* _Aim_: Return the lines starting at the one that contains "Line: -2cm: -2cm <box>54 221 609 248</box>" and ending at the one that contains "300 304 306</box>", both included, copied character for character.

Recorded data

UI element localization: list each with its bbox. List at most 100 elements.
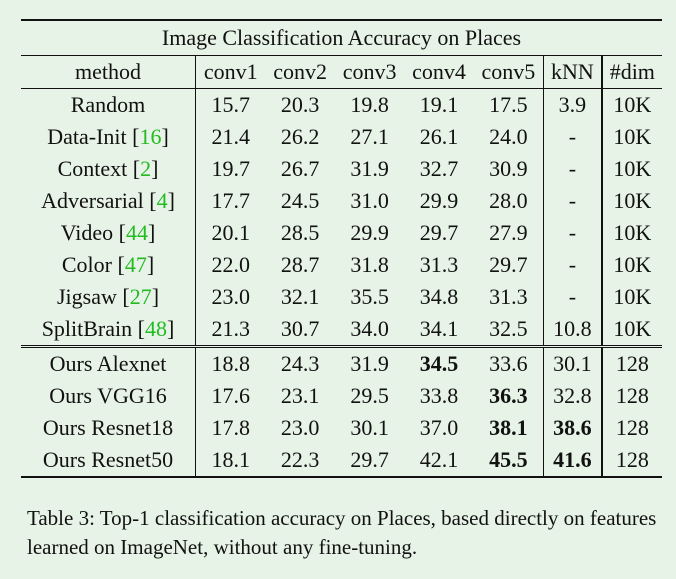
dim-cell: 128 [600,444,662,478]
conv2-cell: 28.7 [280,252,320,277]
table-caption: Table 3: Top-1 classification accuracy o… [27,506,657,559]
conv2-cell: 30.7 [280,316,320,341]
citation-link[interactable]: 4 [156,188,168,213]
table-header-row: method conv1 conv2 conv3 conv4 conv5 kNN… [21,55,662,89]
conv5-cell: 45.5 [473,444,544,478]
conv3-cell: 35.5 [350,284,389,309]
conv5-cell: 17.5 [489,92,528,117]
method-cell: Data-Init [16] [21,121,196,153]
conv2-cell: 24.5 [280,188,320,213]
citation-bracket: [ [118,220,126,245]
dim-cell: 10K [600,121,662,153]
citation-link[interactable]: 47 [124,252,147,277]
header-conv4: conv4 [404,55,474,89]
method-cell: Ours VGG16 [21,380,196,412]
conv3-cell: 19.8 [350,92,389,117]
knn-cell: - [543,185,602,217]
method-name: Ours Resnet18 [42,415,174,440]
method-cell: Context [2] [21,153,196,185]
header-conv5: conv5 [473,55,544,89]
knn-cell: - [543,153,602,185]
dim-cell: 10K [600,153,662,185]
method-name: Data-Init [47,124,133,149]
citation-link[interactable]: 2 [140,156,152,181]
conv2-cell: 20.3 [280,92,320,117]
method-name: Video [60,220,119,245]
method-cell: SplitBrain [48] [21,313,196,347]
conv3-cell: 34.0 [350,316,389,341]
conv2-cell: 23.0 [280,415,320,440]
table-row: Ours Alexnet 18.8 24.3 31.9 34.5 33.6 30.1 128 [21,345,662,380]
conv2-cell: 22.3 [265,444,335,478]
knn-cell: 32.8 [543,380,602,412]
table-body: Random 15.7 20.3 19.8 19.1 17.5 3.9 10K Data-Ini… [21,88,662,478]
conv3-cell: 29.5 [350,383,389,408]
knn-cell: 3.9 [543,88,602,121]
conv5-cell: 27.9 [489,220,528,245]
table-row: Data-Init [16] 21.4 26.2 27.1 26.1 24.0-10K [21,121,662,153]
conv3-cell: 31.0 [350,188,389,213]
conv4-cell: 29.7 [419,220,459,245]
knn-cell: - [543,281,602,313]
conv4-cell: 31.3 [419,252,459,277]
conv4-cell: 37.0 [419,415,459,440]
conv1-cell: 15.7 [195,88,266,121]
citation-bracket: [ [122,284,130,309]
conv4-cell: 19.1 [419,92,459,117]
method-name: Context [57,156,133,181]
citation-link[interactable]: 48 [144,316,167,341]
conv2-cell: 23.1 [280,383,320,408]
conv4-cell: 26.1 [419,124,459,149]
header-knn: kNN [543,55,602,89]
conv2-cell: 24.3 [265,345,335,380]
table-row: Jigsaw [27] 23.0 32.1 35.5 34.8 31.3-10K [21,281,662,313]
dim-cell: 10K [600,88,662,121]
conv1-cell: 23.0 [195,281,266,313]
conv1-cell: 19.7 [195,153,266,185]
conv5-cell: 31.3 [489,284,528,309]
table-row: Ours Resnet50 18.1 22.3 29.7 42.1 45.5 41.6 128 [21,444,662,478]
method-cell: Video [44] [21,217,196,249]
knn-cell: 41.6 [543,444,602,478]
method-name: Adversarial [41,188,150,213]
conv2-cell: 26.7 [280,156,320,181]
citation-link[interactable]: 44 [125,220,148,245]
dim-cell: 128 [600,345,662,380]
conv5-cell: 38.1 [489,415,528,440]
method-cell: Random [21,89,196,122]
citation-bracket: ] [147,220,156,245]
citation-link[interactable]: 27 [129,284,152,309]
conv3-cell: 31.9 [350,156,389,181]
citation-link[interactable]: 16 [139,124,162,149]
conv1-cell: 17.7 [195,185,266,217]
conv1-cell: 17.6 [195,380,266,412]
method-cell: Jigsaw [27] [21,281,196,313]
conv1-cell: 18.1 [195,444,266,478]
conv3-cell: 29.7 [334,444,405,478]
conv4-cell: 34.8 [419,284,459,309]
conv4-cell: 34.1 [419,316,459,341]
knn-cell: 10.8 [543,313,602,347]
citation-bracket: ] [151,156,159,181]
conv5-cell: 36.3 [489,383,528,408]
table-row: Random 15.7 20.3 19.8 19.1 17.5 3.9 10K [21,88,662,122]
conv5-cell: 29.7 [489,252,528,277]
conv3-cell: 29.9 [350,220,389,245]
table-title-row: Image Classification Accuracy on Places [21,19,662,56]
conv1-cell: 21.3 [195,313,266,347]
table-row: SplitBrain [48] 21.3 30.7 34.0 34.1 32.5 10.8 1… [21,313,662,347]
dim-cell: 10K [600,217,662,249]
dim-cell: 10K [600,281,662,313]
conv1-cell: 17.8 [195,412,266,444]
citation-bracket: ] [166,316,175,341]
header-conv1: conv1 [195,55,266,89]
dim-cell: 10K [600,185,662,217]
citation-bracket: [ [132,124,140,149]
table-row: Video [44] 20.1 28.5 29.9 29.7 27.9-10K [21,217,662,249]
header-method: method [21,55,196,89]
citation-bracket: [ [132,156,141,181]
citation-bracket: [ [117,252,125,277]
citation-bracket: ] [146,252,155,277]
header-dim: #dim [600,55,662,89]
conv1-cell: 20.1 [195,217,266,249]
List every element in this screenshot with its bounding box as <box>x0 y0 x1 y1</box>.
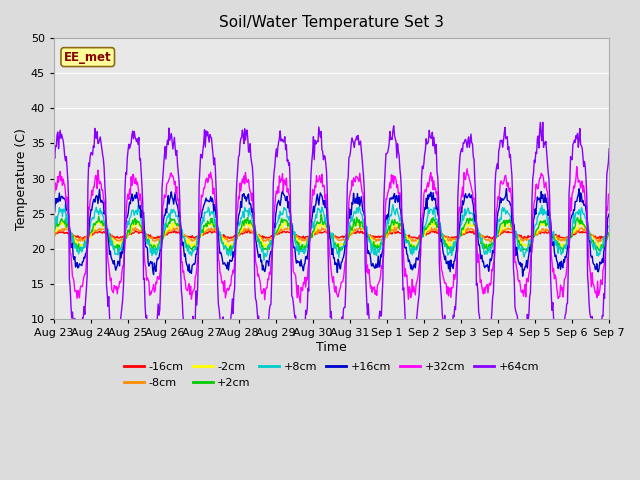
Line: -2cm: -2cm <box>54 221 609 248</box>
-2cm <box>175 223 182 228</box>
+16cm <box>60 195 68 201</box>
+16cm <box>203 198 211 204</box>
-16cm <box>60 230 68 236</box>
-2cm <box>60 218 68 224</box>
+2cm <box>448 250 456 256</box>
+16cm <box>605 211 613 216</box>
+64cm <box>296 340 303 346</box>
+32cm <box>573 164 580 169</box>
-8cm <box>60 228 68 234</box>
-8cm <box>595 240 602 245</box>
+8cm <box>605 223 613 228</box>
+8cm <box>260 257 268 263</box>
+32cm <box>296 300 304 306</box>
-16cm <box>173 230 181 236</box>
+32cm <box>605 192 613 197</box>
-16cm <box>597 236 605 242</box>
+2cm <box>50 231 58 237</box>
+8cm <box>401 227 408 233</box>
-8cm <box>416 237 424 243</box>
Text: EE_met: EE_met <box>64 50 111 63</box>
+16cm <box>502 186 510 192</box>
+16cm <box>415 249 423 254</box>
+64cm <box>539 120 547 125</box>
+16cm <box>173 203 181 209</box>
+64cm <box>173 161 181 167</box>
+8cm <box>175 216 182 222</box>
+8cm <box>204 209 211 215</box>
+32cm <box>400 256 408 262</box>
-2cm <box>204 224 211 230</box>
Title: Soil/Water Temperature Set 3: Soil/Water Temperature Set 3 <box>219 15 444 30</box>
+64cm <box>203 133 211 139</box>
+32cm <box>203 175 211 181</box>
Line: +32cm: +32cm <box>54 167 609 303</box>
+16cm <box>399 223 407 228</box>
Legend: -16cm, -8cm, -2cm, +2cm, +8cm, +16cm, +32cm, +64cm: -16cm, -8cm, -2cm, +2cm, +8cm, +16cm, +3… <box>120 358 543 392</box>
+2cm <box>317 212 325 217</box>
-8cm <box>50 231 58 237</box>
-2cm <box>118 241 125 247</box>
-2cm <box>605 230 613 236</box>
-8cm <box>605 231 613 237</box>
+2cm <box>203 224 211 229</box>
+32cm <box>60 180 68 186</box>
+64cm <box>400 285 408 291</box>
+2cm <box>60 218 68 224</box>
+2cm <box>117 246 125 252</box>
+16cm <box>50 213 58 218</box>
+64cm <box>50 148 58 154</box>
+64cm <box>416 271 424 276</box>
+2cm <box>400 230 408 236</box>
+8cm <box>50 228 58 234</box>
+32cm <box>117 277 125 283</box>
Line: +64cm: +64cm <box>54 122 609 343</box>
-2cm <box>61 221 68 227</box>
-8cm <box>117 238 125 243</box>
+16cm <box>117 255 125 261</box>
-2cm <box>50 230 58 236</box>
Line: +8cm: +8cm <box>54 204 609 260</box>
Line: +16cm: +16cm <box>54 189 609 276</box>
+8cm <box>417 234 424 240</box>
-16cm <box>117 234 125 240</box>
+2cm <box>416 235 424 241</box>
-16cm <box>211 227 219 233</box>
Line: -16cm: -16cm <box>54 230 609 239</box>
+8cm <box>61 201 69 207</box>
+32cm <box>416 258 424 264</box>
+32cm <box>50 193 58 199</box>
+64cm <box>60 144 68 150</box>
+64cm <box>605 146 613 152</box>
-8cm <box>203 228 211 234</box>
-16cm <box>203 230 211 236</box>
+64cm <box>117 312 125 317</box>
+32cm <box>173 197 181 203</box>
-8cm <box>173 225 181 230</box>
X-axis label: Time: Time <box>316 341 347 354</box>
-8cm <box>356 224 364 229</box>
-16cm <box>50 231 58 237</box>
+16cm <box>519 273 527 279</box>
+2cm <box>173 221 181 227</box>
+8cm <box>60 209 68 215</box>
-16cm <box>605 232 613 238</box>
Line: +2cm: +2cm <box>54 215 609 253</box>
-16cm <box>416 232 424 238</box>
-2cm <box>400 230 408 236</box>
+2cm <box>605 229 613 235</box>
-16cm <box>400 231 408 237</box>
-8cm <box>400 230 408 236</box>
-2cm <box>416 240 424 246</box>
+8cm <box>118 248 125 253</box>
-2cm <box>449 245 456 251</box>
Y-axis label: Temperature (C): Temperature (C) <box>15 128 28 229</box>
Line: -8cm: -8cm <box>54 227 609 242</box>
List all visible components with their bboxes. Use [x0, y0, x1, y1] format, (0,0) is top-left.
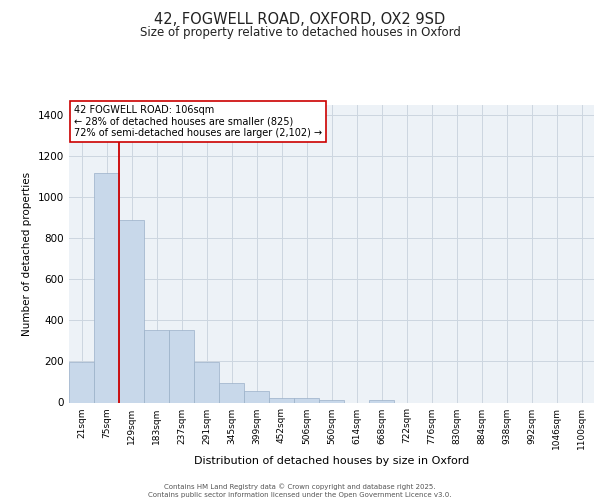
X-axis label: Distribution of detached houses by size in Oxford: Distribution of detached houses by size … — [194, 456, 469, 466]
Bar — [294, 398, 319, 402]
Bar — [119, 220, 144, 402]
Bar — [94, 172, 119, 402]
Bar — [219, 383, 244, 402]
Bar — [144, 330, 169, 402]
Bar — [269, 398, 294, 402]
Text: 42 FOGWELL ROAD: 106sqm
← 28% of detached houses are smaller (825)
72% of semi-d: 42 FOGWELL ROAD: 106sqm ← 28% of detache… — [74, 105, 322, 138]
Y-axis label: Number of detached properties: Number of detached properties — [22, 172, 32, 336]
Bar — [194, 362, 219, 403]
Bar — [169, 330, 194, 402]
Bar — [69, 362, 94, 403]
Text: Size of property relative to detached houses in Oxford: Size of property relative to detached ho… — [140, 26, 460, 39]
Text: 42, FOGWELL ROAD, OXFORD, OX2 9SD: 42, FOGWELL ROAD, OXFORD, OX2 9SD — [154, 12, 446, 28]
Bar — [244, 391, 269, 402]
Bar — [369, 400, 394, 402]
Bar — [319, 400, 344, 402]
Text: Contains HM Land Registry data © Crown copyright and database right 2025.
Contai: Contains HM Land Registry data © Crown c… — [148, 484, 452, 498]
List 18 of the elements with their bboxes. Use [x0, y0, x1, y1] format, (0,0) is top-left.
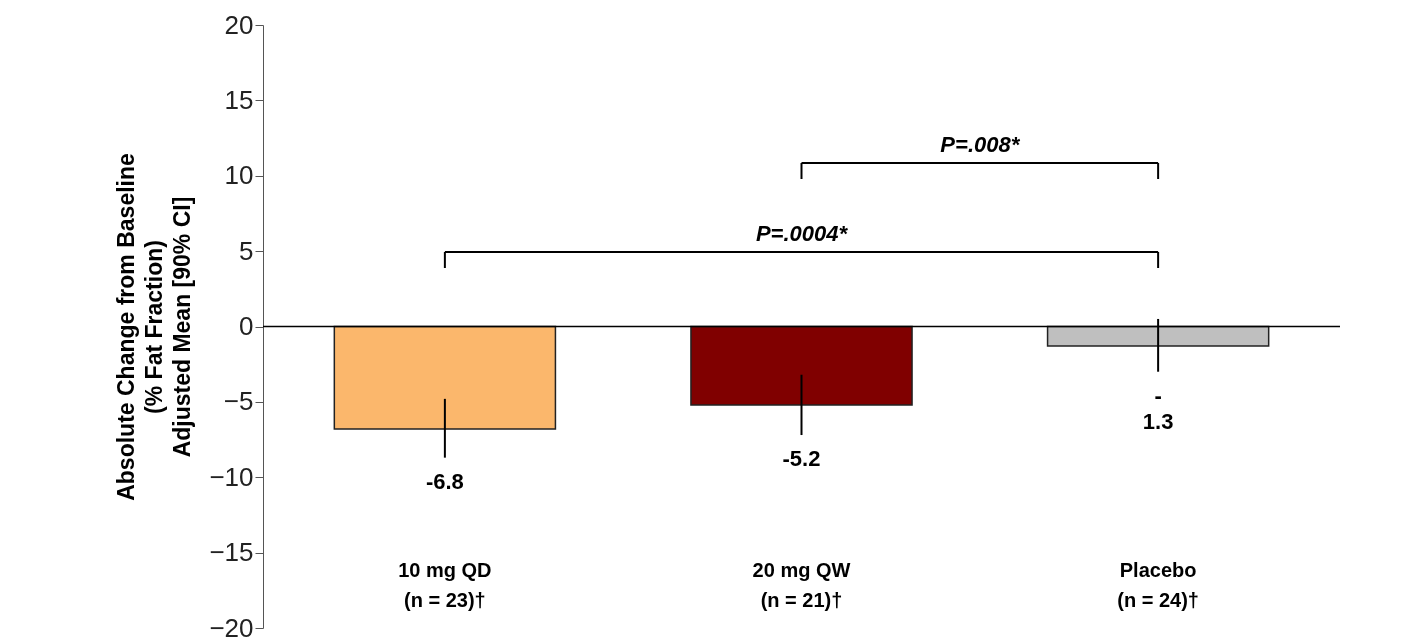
- x-tick-label: 10 mg QD (n = 23)†: [398, 558, 492, 611]
- x-tick-label: 20 mg QW (n = 21)†: [752, 558, 851, 611]
- y-tick-label: 0: [239, 311, 254, 341]
- y-tick-label: 5: [239, 235, 254, 266]
- y-tick-label: 20: [224, 9, 254, 40]
- annotation: P=.0004*: [755, 221, 849, 246]
- y-tick-label: 15: [224, 84, 254, 115]
- data-label: - 1.3: [1142, 382, 1174, 434]
- data-label: -6.8: [425, 468, 464, 494]
- x-tick-label: Placebo (n = 24)†: [1117, 558, 1199, 611]
- annotation: P=.008*: [940, 132, 1021, 157]
- y-tick-label: −10: [209, 461, 254, 492]
- data-label: -5.2: [782, 446, 821, 472]
- y-tick-label: 10: [224, 160, 254, 191]
- y-tick-label: −20: [209, 612, 254, 641]
- y-tick-label: −15: [209, 537, 254, 568]
- y-axis-title: Absolute Change from Baseline (% Fat Fraction) Adjusted Mean [90% CI]: [113, 153, 196, 501]
- y-tick-label: −5: [223, 386, 254, 417]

* _Written response_:
Line: -2cm: -2cm <box>54 221 609 248</box>
-2cm <box>175 223 182 228</box>
+16cm <box>60 195 68 201</box>
+16cm <box>203 198 211 204</box>
-16cm <box>60 230 68 236</box>
-2cm <box>60 218 68 224</box>
+2cm <box>448 250 456 256</box>
+16cm <box>605 211 613 216</box>
+64cm <box>296 340 303 346</box>
+32cm <box>573 164 580 169</box>
-8cm <box>60 228 68 234</box>
-8cm <box>595 240 602 245</box>
+8cm <box>605 223 613 228</box>
+8cm <box>260 257 268 263</box>
+32cm <box>296 300 304 306</box>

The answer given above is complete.